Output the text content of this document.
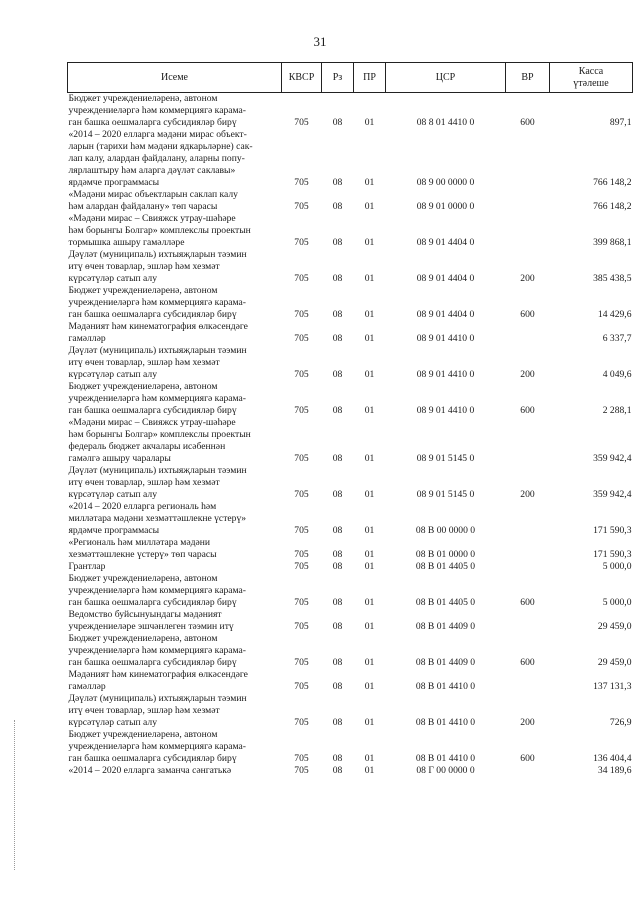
31
Исеме	КВСР	Рз	ПР	ЦСР	ВР	Касса
үтәлеше

Бюджет учреждениеләренә, автоном
учреждениеләргә һәм коммерциягә карама-
ган башка оешмаларга субсидияләр бирү	705	08	01	08 8 01 4410 0	600	897,1

«2014 – 2020 елларга мәдәни мирас объект-
ларын (тарихи һәм мәдәни ядкарьләрне) сак-
лап калу, алардан файдалану, аларны попу-
лярлаштыру һәм аларга дәүләт саклавы»
ярдәмче программасы	705	08	01	08 9 00 0000 0		766 148,2

«Мәдәни мирас объектларын саклап калу
һәм алардан файдалану» төп чарасы	705	08	01	08 9 01 0000 0		766 148,2

«Мәдәни мирас – Свияжск утрау-шәһәре
һәм борынгы Болгар» комплекслы проектын
тормышка ашыру гамәлләре	705	08	01	08 9 01 4404 0		399 868,1

Дәүләт (муниципаль) ихтыяҗларын тәэмин
итү өчен товарлар, эшләр һәм хезмәт
күрсәтүләр сатып алу	705	08	01	08 9 01 4404 0	200	385 438,5

Бюджет учреждениеләренә, автоном
учреждениеләргә һәм коммерциягә карама-
ган башка оешмаларга субсидияләр бирү	705	08	01	08 9 01 4404 0	600	14 429,6

Мәдәният һәм кинематография өлкәсендәге
гамәлләр	705	08	01	08 9 01 4410 0		6 337,7

Дәүләт (муниципаль) ихтыяҗларын тәэмин
итү өчен товарлар, эшләр һәм хезмәт
күрсәтүләр сатып алу	705	08	01	08 9 01 4410 0	200	4 049,6

Бюджет учреждениеләренә, автоном
учреждениеләргә һәм коммерциягә карама-
ган башка оешмаларга субсидияләр бирү	705	08	01	08 9 01 4410 0	600	2 288,1

«Мәдәни мирас – Свияжск утрау-шәһәре
һәм борынгы Болгар» комплекслы проектын
федераль бюджет акчалары исәбеннән
гамәлгә ашыру чаралары	705	08	01	08 9 01 5145 0		359 942,4

Дәүләт (муниципаль) ихтыяҗларын тәэмин
итү өчен товарлар, эшләр һәм хезмәт
күрсәтүләр сатып алу	705	08	01	08 9 01 5145 0	200	359 942,4

«2014 – 2020 елларга региональ һәм
милләтара мәдәни хезмәттәшлекне үстерү»
ярдәмче программасы	705	08	01	08 В 00 0000 0		171 590,3

«Региональ һәм милләтара мәдәни
хезмәттәшлекне үстерү» төп чарасы	705	08	01	08 В 01 0000 0		171 590,3

Грантлар	705	08	01	08 В 01 4405 0		5 000,0

Бюджет учреждениеләренә, автоном
учреждениеләргә һәм коммерциягә карама-
ган башка оешмаларга субсидияләр бирү	705	08	01	08 В 01 4405 0	600	5 000,0

Ведомство буйсынуындагы мәдәният
учреждениеләре эшчәнлеген тәэмин итү	705	08	01	08 В 01 4409 0		29 459,0

Бюджет учреждениеләренә, автоном
учреждениеләргә һәм коммерциягә карама-
ган башка оешмаларга субсидияләр бирү	705	08	01	08 В 01 4409 0	600	29 459,0

Мәдәният һәм кинематография өлкәсендәге
гамәлләр	705	08	01	08 В 01 4410 0		137 131,3

Дәүләт (муниципаль) ихтыяҗларын тәэмин
итү өчен товарлар, эшләр һәм хезмәт
күрсәтүләр сатып алу	705	08	01	08 В 01 4410 0	200	726,9

Бюджет учреждениеләренә, автоном
учреждениеләргә һәм коммерциягә карама-
ган башка оешмаларга субсидияләр бирү	705	08	01	08 В 01 4410 0	600	136 404,4

«2014 – 2020 елларга заманча сәнгатькә	705	08	01	08 Г 00 0000 0		34 189,6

::::

Every line of text is to be repeated exactly; pictures are left out.

Output the text content of this document.
31
Исеме	КВСР	Рз	ПР	ЦСР	ВР	Касса
үтәлеше

Бюджет учреждениеләренә, автоном
учреждениеләргә һәм коммерциягә карама-
ган башка оешмаларга субсидияләр бирү	705	08	01	08 8 01 4410 0	600	897,1

«2014 – 2020 елларга мәдәни мирас объект-
ларын (тарихи һәм мәдәни ядкарьләрне) сак-
лап калу, алардан файдалану, аларны попу-
лярлаштыру һәм аларга дәүләт саклавы»
ярдәмче программасы	705	08	01	08 9 00 0000 0		766 148,2

«Мәдәни мирас объектларын саклап калу
һәм алардан файдалану» төп чарасы	705	08	01	08 9 01 0000 0		766 148,2

«Мәдәни мирас – Свияжск утрау-шәһәре
һәм борынгы Болгар» комплекслы проектын
тормышка ашыру гамәлләре	705	08	01	08 9 01 4404 0		399 868,1

Дәүләт (муниципаль) ихтыяҗларын тәэмин
итү өчен товарлар, эшләр һәм хезмәт
күрсәтүләр сатып алу	705	08	01	08 9 01 4404 0	200	385 438,5

Бюджет учреждениеләренә, автоном
учреждениеләргә һәм коммерциягә карама-
ган башка оешмаларга субсидияләр бирү	705	08	01	08 9 01 4404 0	600	14 429,6

Мәдәният һәм кинематография өлкәсендәге
гамәлләр	705	08	01	08 9 01 4410 0		6 337,7

Дәүләт (муниципаль) ихтыяҗларын тәэмин
итү өчен товарлар, эшләр һәм хезмәт
күрсәтүләр сатып алу	705	08	01	08 9 01 4410 0	200	4 049,6

Бюджет учреждениеләренә, автоном
учреждениеләргә һәм коммерциягә карама-
ган башка оешмаларга субсидияләр бирү	705	08	01	08 9 01 4410 0	600	2 288,1

«Мәдәни мирас – Свияжск утрау-шәһәре
һәм борынгы Болгар» комплекслы проектын
федераль бюджет акчалары исәбеннән
гамәлгә ашыру чаралары	705	08	01	08 9 01 5145 0		359 942,4

Дәүләт (муниципаль) ихтыяҗларын тәэмин
итү өчен товарлар, эшләр һәм хезмәт
күрсәтүләр сатып алу	705	08	01	08 9 01 5145 0	200	359 942,4

«2014 – 2020 елларга региональ һәм
милләтара мәдәни хезмәттәшлекне үстерү»
ярдәмче программасы	705	08	01	08 В 00 0000 0		171 590,3

«Региональ һәм милләтара мәдәни
хезмәттәшлекне үстерү» төп чарасы	705	08	01	08 В 01 0000 0		171 590,3

Грантлар	705	08	01	08 В 01 4405 0		5 000,0

Бюджет учреждениеләренә, автоном
учреждениеләргә һәм коммерциягә карама-
ган башка оешмаларга субсидияләр бирү	705	08	01	08 В 01 4405 0	600	5 000,0

Ведомство буйсынуындагы мәдәният
учреждениеләре эшчәнлеген тәэмин итү	705	08	01	08 В 01 4409 0		29 459,0

Бюджет учреждениеләренә, автоном
учреждениеләргә һәм коммерциягә карама-
ган башка оешмаларга субсидияләр бирү	705	08	01	08 В 01 4409 0	600	29 459,0

Мәдәният һәм кинематография өлкәсендәге
гамәлләр	705	08	01	08 В 01 4410 0		137 131,3

Дәүләт (муниципаль) ихтыяҗларын тәэмин
итү өчен товарлар, эшләр һәм хезмәт
күрсәтүләр сатып алу	705	08	01	08 В 01 4410 0	200	726,9

Бюджет учреждениеләренә, автоном
учреждениеләргә һәм коммерциягә карама-
ган башка оешмаларга субсидияләр бирү	705	08	01	08 В 01 4410 0	600	136 404,4

«2014 – 2020 елларга заманча сәнгатькә	705	08	01	08 Г 00 0000 0		34 189,6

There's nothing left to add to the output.